• [TASK]:
Gather from the material every line that contains the string "this".

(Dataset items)
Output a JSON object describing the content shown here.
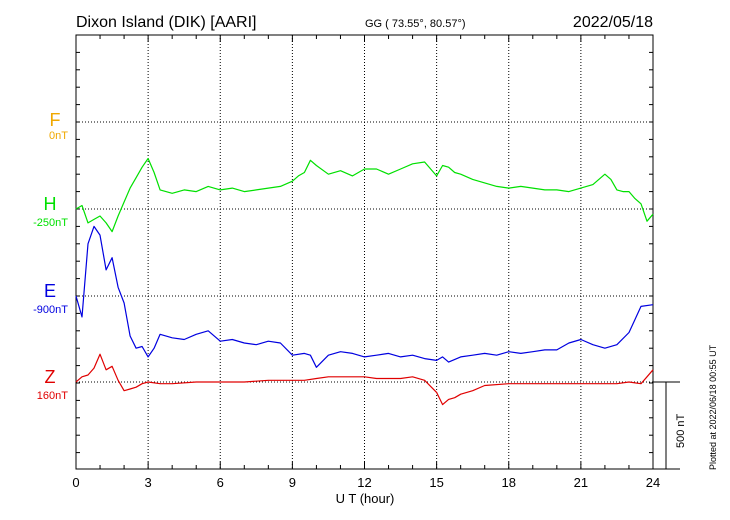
{
  "header": {
    "station": "Dixon Island (DIK)  [AARI]",
    "coords": "GG ( 73.55°,  80.57°)",
    "date": "2022/05/18"
  },
  "plotted_note": "Plotted at 2022/06/18 00:55 UT",
  "scale_label": "500 nT",
  "colors": {
    "F": "#f0a800",
    "H": "#00e000",
    "E": "#0000e0",
    "Z": "#e00000",
    "frame": "#000000",
    "grid": "#000000"
  },
  "chart_data": {
    "type": "line",
    "xlabel": "U T (hour)",
    "xlim": [
      0,
      24
    ],
    "x_ticks": [
      "0",
      "3",
      "6",
      "9",
      "12",
      "15",
      "18",
      "21",
      "24"
    ],
    "y_unit": "nT",
    "scale_bar_nT": 500,
    "grid": true,
    "series": [
      {
        "name": "F",
        "baseline_label": "0nT",
        "x": [],
        "y": []
      },
      {
        "name": "H",
        "baseline_label": "-250nT",
        "x": [
          0,
          0.25,
          0.5,
          0.75,
          1.0,
          1.25,
          1.5,
          1.75,
          2.0,
          2.25,
          2.5,
          2.75,
          3.0,
          3.25,
          3.5,
          4.0,
          4.5,
          5.0,
          5.5,
          6.0,
          6.5,
          7.0,
          7.5,
          8.0,
          8.5,
          9.0,
          9.25,
          9.5,
          9.75,
          10.0,
          10.5,
          11.0,
          11.5,
          12.0,
          12.5,
          13.0,
          13.5,
          14.0,
          14.5,
          15.0,
          15.25,
          15.5,
          15.75,
          16.0,
          16.5,
          17.0,
          17.5,
          18.0,
          18.5,
          19.0,
          19.5,
          20.0,
          20.5,
          21.0,
          21.5,
          22.0,
          22.25,
          22.5,
          22.75,
          23.0,
          23.25,
          23.5,
          23.75,
          24.0
        ],
        "y": [
          -250,
          -230,
          -330,
          -310,
          -290,
          -330,
          -380,
          -290,
          -210,
          -130,
          -70,
          -10,
          40,
          -40,
          -140,
          -160,
          -140,
          -150,
          -120,
          -140,
          -130,
          -150,
          -140,
          -130,
          -120,
          -90,
          -60,
          -40,
          30,
          0,
          -50,
          -30,
          -60,
          -20,
          -20,
          -50,
          -20,
          10,
          20,
          -60,
          0,
          -10,
          -40,
          -50,
          -80,
          -100,
          -120,
          -130,
          -120,
          -130,
          -140,
          -140,
          -150,
          -130,
          -110,
          -50,
          -80,
          -140,
          -150,
          -150,
          -190,
          -220,
          -320,
          -280
        ]
      },
      {
        "name": "E",
        "baseline_label": "-900nT",
        "x": [
          0,
          0.25,
          0.5,
          0.75,
          1.0,
          1.25,
          1.5,
          1.75,
          2.0,
          2.25,
          2.5,
          2.75,
          3.0,
          3.25,
          3.5,
          4.0,
          4.5,
          5.0,
          5.5,
          6.0,
          6.5,
          7.0,
          7.5,
          8.0,
          8.5,
          9.0,
          9.5,
          9.75,
          10.0,
          10.5,
          11.0,
          11.5,
          12.0,
          12.5,
          13.0,
          13.5,
          14.0,
          14.5,
          15.0,
          15.25,
          15.5,
          16.0,
          16.5,
          17.0,
          17.5,
          18.0,
          18.5,
          19.0,
          19.5,
          20.0,
          20.5,
          21.0,
          21.5,
          22.0,
          22.5,
          23.0,
          23.5,
          24.0
        ],
        "y": [
          -600,
          -720,
          -300,
          -200,
          -250,
          -450,
          -380,
          -550,
          -640,
          -830,
          -900,
          -890,
          -950,
          -900,
          -820,
          -840,
          -850,
          -820,
          -800,
          -860,
          -850,
          -870,
          -880,
          -860,
          -870,
          -940,
          -930,
          -940,
          -1010,
          -940,
          -920,
          -930,
          -950,
          -940,
          -930,
          -950,
          -940,
          -960,
          -970,
          -950,
          -980,
          -950,
          -940,
          -930,
          -940,
          -920,
          -930,
          -920,
          -910,
          -910,
          -870,
          -850,
          -880,
          -900,
          -880,
          -810,
          -660,
          -650
        ]
      },
      {
        "name": "Z",
        "baseline_label": "160nT",
        "x": [
          0,
          0.25,
          0.5,
          0.75,
          1.0,
          1.25,
          1.5,
          1.75,
          2.0,
          2.25,
          2.5,
          2.75,
          3.0,
          3.5,
          4.0,
          5.0,
          6.0,
          7.0,
          8.0,
          9.0,
          9.5,
          10.0,
          10.5,
          11.0,
          11.5,
          12.0,
          12.5,
          13.0,
          13.5,
          14.0,
          14.5,
          15.0,
          15.25,
          15.5,
          15.75,
          16.0,
          16.5,
          17.0,
          18.0,
          19.0,
          20.0,
          21.0,
          21.5,
          22.0,
          22.5,
          23.0,
          23.5,
          23.75,
          24.0
        ],
        "y": [
          160,
          190,
          200,
          240,
          320,
          230,
          250,
          170,
          110,
          120,
          130,
          150,
          160,
          150,
          150,
          160,
          160,
          160,
          170,
          170,
          170,
          180,
          190,
          190,
          190,
          190,
          180,
          180,
          180,
          190,
          170,
          100,
          30,
          60,
          70,
          90,
          110,
          140,
          150,
          150,
          150,
          150,
          150,
          150,
          150,
          160,
          150,
          190,
          230
        ]
      }
    ]
  }
}
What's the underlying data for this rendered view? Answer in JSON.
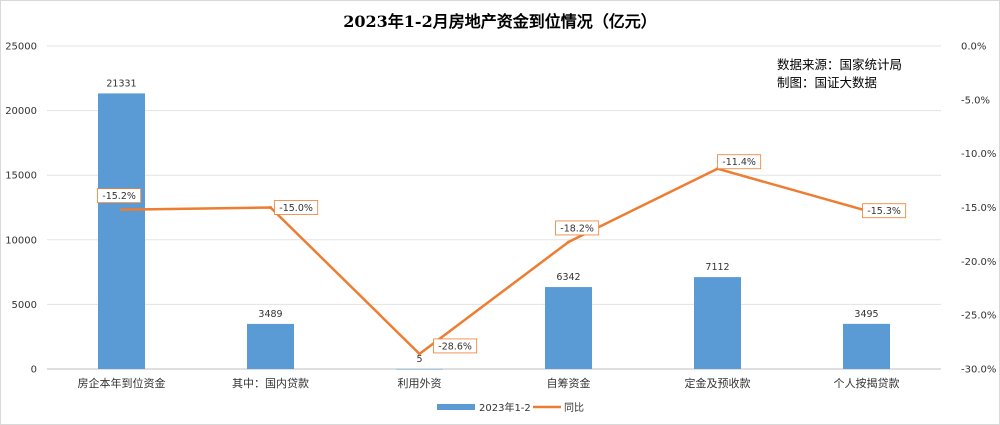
{
  "chart_data": {
    "type": "bar+line",
    "title": "2023年1-2月房地产资金到位情况（亿元）",
    "categories": [
      "房企本年到位资金",
      "其中：国内贷款",
      "利用外资",
      "自筹资金",
      "定金及预收款",
      "个人按揭贷款"
    ],
    "series": [
      {
        "name": "2023年1-2",
        "type": "bar",
        "axis": "left",
        "values": [
          21331,
          3489,
          5,
          6342,
          7112,
          3495
        ],
        "color": "#5b9bd5"
      },
      {
        "name": "同比",
        "type": "line",
        "axis": "right",
        "values": [
          -15.2,
          -15.0,
          -28.6,
          -18.2,
          -11.4,
          -15.3
        ],
        "color": "#ed7d31"
      }
    ],
    "bar_labels": [
      "21331",
      "3489",
      "5",
      "6342",
      "7112",
      "3495"
    ],
    "line_labels": [
      "-15.2%",
      "-15.0%",
      "-28.6%",
      "-18.2%",
      "-11.4%",
      "-15.3%"
    ],
    "y_left": {
      "min": 0,
      "max": 25000,
      "ticks": [
        "0",
        "5000",
        "10000",
        "15000",
        "20000",
        "25000"
      ]
    },
    "y_right": {
      "min": -30,
      "max": 0,
      "ticks": [
        "-30.0%",
        "-25.0%",
        "-20.0%",
        "-15.0%",
        "-10.0%",
        "-5.0%",
        "0.0%"
      ]
    },
    "grid": true,
    "legend_position": "bottom",
    "annotations": [
      "数据来源：国家统计局",
      "制图：国证大数据"
    ]
  }
}
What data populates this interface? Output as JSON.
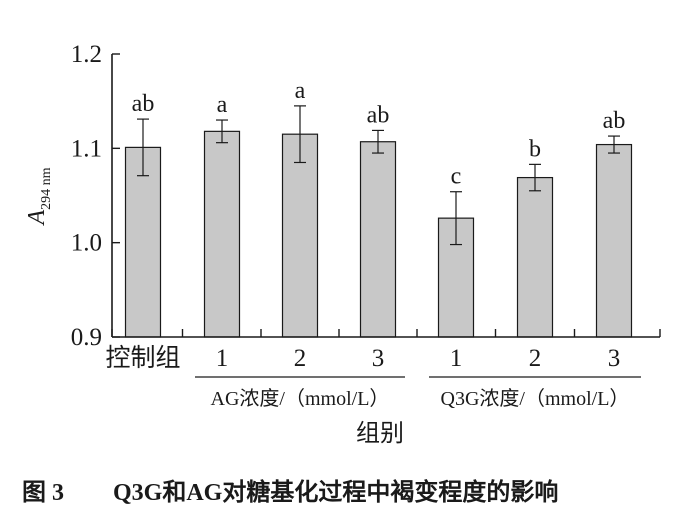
{
  "chart_data": {
    "type": "bar",
    "categories": [
      "控制组",
      "1",
      "2",
      "3",
      "1",
      "2",
      "3"
    ],
    "values": [
      1.101,
      1.118,
      1.115,
      1.107,
      1.026,
      1.069,
      1.104
    ],
    "errors": [
      0.03,
      0.012,
      0.03,
      0.012,
      0.028,
      0.014,
      0.009
    ],
    "significance": [
      "ab",
      "a",
      "a",
      "ab",
      "c",
      "b",
      "ab"
    ],
    "groups": [
      {
        "label": "AG浓度/（mmol/L）",
        "from": 1,
        "to": 3
      },
      {
        "label": "Q3G浓度/（mmol/L）",
        "from": 4,
        "to": 6
      }
    ],
    "xlabel": "组别",
    "ylabel": "A",
    "ylabel_sub": "294 nm",
    "ylim": [
      0.9,
      1.2
    ],
    "yticks": [
      "0.9",
      "1.0",
      "1.1",
      "1.2"
    ],
    "ytick_values": [
      0.9,
      1.0,
      1.1,
      1.2
    ],
    "bar_color": "#c8c8c8",
    "grid": false
  },
  "caption": {
    "number": "图 3",
    "text": "Q3G和AG对糖基化过程中褐变程度的影响"
  }
}
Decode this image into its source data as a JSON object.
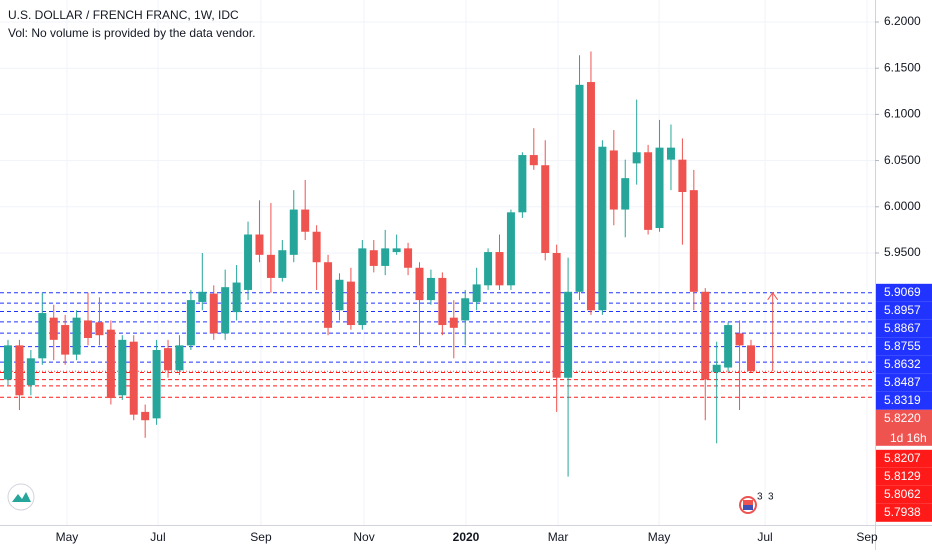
{
  "chart_data": {
    "type": "candlestick",
    "title": "U.S. DOLLAR / FRENCH FRANC, 1W, IDC",
    "subtitle": "Vol: No volume is provided by the data vendor.",
    "up_color": "#26a69a",
    "down_color": "#ef5350",
    "open": [
      5.813,
      5.85,
      5.807,
      5.836,
      5.88,
      5.872,
      5.84,
      5.877,
      5.875,
      5.867,
      5.796,
      5.854,
      5.778,
      5.771,
      5.847,
      5.823,
      5.85,
      5.897,
      5.906,
      5.863,
      5.886,
      5.91,
      5.97,
      5.948,
      5.923,
      5.948,
      5.997,
      5.973,
      5.94,
      5.888,
      5.919,
      5.872,
      5.953,
      5.936,
      5.951,
      5.955,
      5.934,
      5.899,
      5.923,
      5.88,
      5.877,
      5.897,
      5.915,
      5.951,
      5.915,
      5.994,
      6.056,
      6.045,
      5.95,
      5.815,
      5.908,
      6.135,
      5.888,
      6.061,
      5.997,
      6.047,
      6.059,
      5.977,
      6.051,
      6.051,
      6.018,
      5.908,
      5.821,
      5.826,
      5.863,
      5.85
    ],
    "high": [
      5.856,
      5.856,
      5.845,
      5.907,
      5.894,
      5.883,
      5.888,
      5.907,
      5.902,
      5.877,
      5.861,
      5.861,
      5.786,
      5.856,
      5.856,
      5.861,
      5.91,
      5.95,
      5.915,
      5.932,
      5.937,
      5.984,
      6.007,
      6.004,
      5.964,
      6.018,
      6.029,
      5.98,
      5.948,
      5.928,
      5.934,
      5.964,
      5.964,
      5.975,
      5.97,
      5.961,
      5.94,
      5.932,
      5.929,
      5.899,
      5.91,
      5.934,
      5.955,
      5.97,
      5.997,
      6.059,
      6.085,
      6.072,
      5.959,
      5.945,
      6.164,
      6.168,
      6.072,
      6.083,
      6.051,
      6.116,
      6.067,
      6.094,
      6.089,
      6.074,
      6.04,
      5.912,
      5.854,
      5.875,
      5.877,
      5.856
    ],
    "low": [
      5.807,
      5.78,
      5.796,
      5.829,
      5.834,
      5.829,
      5.834,
      5.85,
      5.85,
      5.786,
      5.791,
      5.769,
      5.75,
      5.764,
      5.815,
      5.818,
      5.845,
      5.888,
      5.856,
      5.856,
      5.877,
      5.899,
      5.94,
      5.907,
      5.919,
      5.94,
      5.964,
      5.91,
      5.861,
      5.877,
      5.867,
      5.867,
      5.929,
      5.926,
      5.948,
      5.926,
      5.85,
      5.894,
      5.861,
      5.836,
      5.85,
      5.888,
      5.91,
      5.91,
      5.91,
      5.988,
      6.04,
      5.942,
      5.778,
      5.708,
      5.899,
      5.883,
      5.883,
      5.98,
      5.967,
      6.024,
      5.97,
      5.973,
      6.018,
      5.959,
      5.888,
      5.769,
      5.744,
      5.821,
      5.78,
      5.821
    ],
    "close": [
      5.85,
      5.796,
      5.836,
      5.885,
      5.856,
      5.84,
      5.88,
      5.858,
      5.861,
      5.793,
      5.856,
      5.775,
      5.769,
      5.845,
      5.823,
      5.85,
      5.899,
      5.908,
      5.863,
      5.913,
      5.918,
      5.97,
      5.948,
      5.923,
      5.953,
      5.997,
      5.973,
      5.94,
      5.869,
      5.921,
      5.872,
      5.955,
      5.936,
      5.955,
      5.955,
      5.934,
      5.899,
      5.923,
      5.872,
      5.869,
      5.901,
      5.916,
      5.951,
      5.915,
      5.994,
      6.056,
      6.045,
      5.95,
      5.815,
      5.908,
      6.132,
      5.888,
      6.065,
      5.997,
      6.031,
      6.059,
      5.975,
      6.064,
      6.064,
      6.016,
      5.908,
      5.813,
      5.829,
      5.872,
      5.85,
      5.822
    ],
    "xlim": [
      -0.7,
      75.85
    ],
    "ylim": [
      5.6556,
      6.2238
    ],
    "xticks": [
      {
        "value": 5.16,
        "label": "May"
      },
      {
        "value": 13.12,
        "label": "Jul"
      },
      {
        "value": 22.13,
        "label": "Sep"
      },
      {
        "value": 31.15,
        "label": "Nov"
      },
      {
        "value": 40.07,
        "label": "2020"
      },
      {
        "value": 48.12,
        "label": "Mar"
      },
      {
        "value": 56.96,
        "label": "May"
      },
      {
        "value": 66.23,
        "label": "Jul"
      },
      {
        "value": 75.15,
        "label": "Sep"
      }
    ],
    "yticks": [
      {
        "value": 5.95,
        "label": "5.9500"
      },
      {
        "value": 6.0,
        "label": "6.0000"
      },
      {
        "value": 6.05,
        "label": "6.0500"
      },
      {
        "value": 6.1,
        "label": "6.1000"
      },
      {
        "value": 6.15,
        "label": "6.1500"
      },
      {
        "value": 6.2,
        "label": "6.2000"
      }
    ],
    "grid": true,
    "levels": [
      {
        "value": 5.9069,
        "label": "5.9069",
        "color": "#2133ff"
      },
      {
        "value": 5.8957,
        "label": "5.8957",
        "color": "#2133ff"
      },
      {
        "value": 5.8867,
        "label": "5.8867",
        "color": "#2133ff"
      },
      {
        "value": 5.8755,
        "label": "5.8755",
        "color": "#2133ff"
      },
      {
        "value": 5.8632,
        "label": "5.8632",
        "color": "#2133ff"
      },
      {
        "value": 5.8487,
        "label": "5.8487",
        "color": "#2133ff"
      },
      {
        "value": 5.8319,
        "label": "5.8319",
        "color": "#2133ff"
      },
      {
        "value": 5.8207,
        "label": "5.8207",
        "color": "#ff1a1a"
      },
      {
        "value": 5.8129,
        "label": "5.8129",
        "color": "#ff1a1a"
      },
      {
        "value": 5.8062,
        "label": "5.8062",
        "color": "#ff1a1a"
      },
      {
        "value": 5.7938,
        "label": "5.7938",
        "color": "#ff1a1a"
      }
    ],
    "current_price": {
      "value": 5.822,
      "label": "5.8220",
      "countdown": "1d 16h",
      "color": "#ef5350"
    },
    "arrow": {
      "x": 66.9,
      "from": 5.822,
      "to": 5.9069,
      "color": "#ef5350"
    },
    "events": [
      "3",
      "3"
    ]
  }
}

• [FINISHED ANSWER]:
What's the underlying data for this rendered view? Answer in JSON.
What data populates this interface? Output as JSON.
Decode this image into its source data as a JSON object.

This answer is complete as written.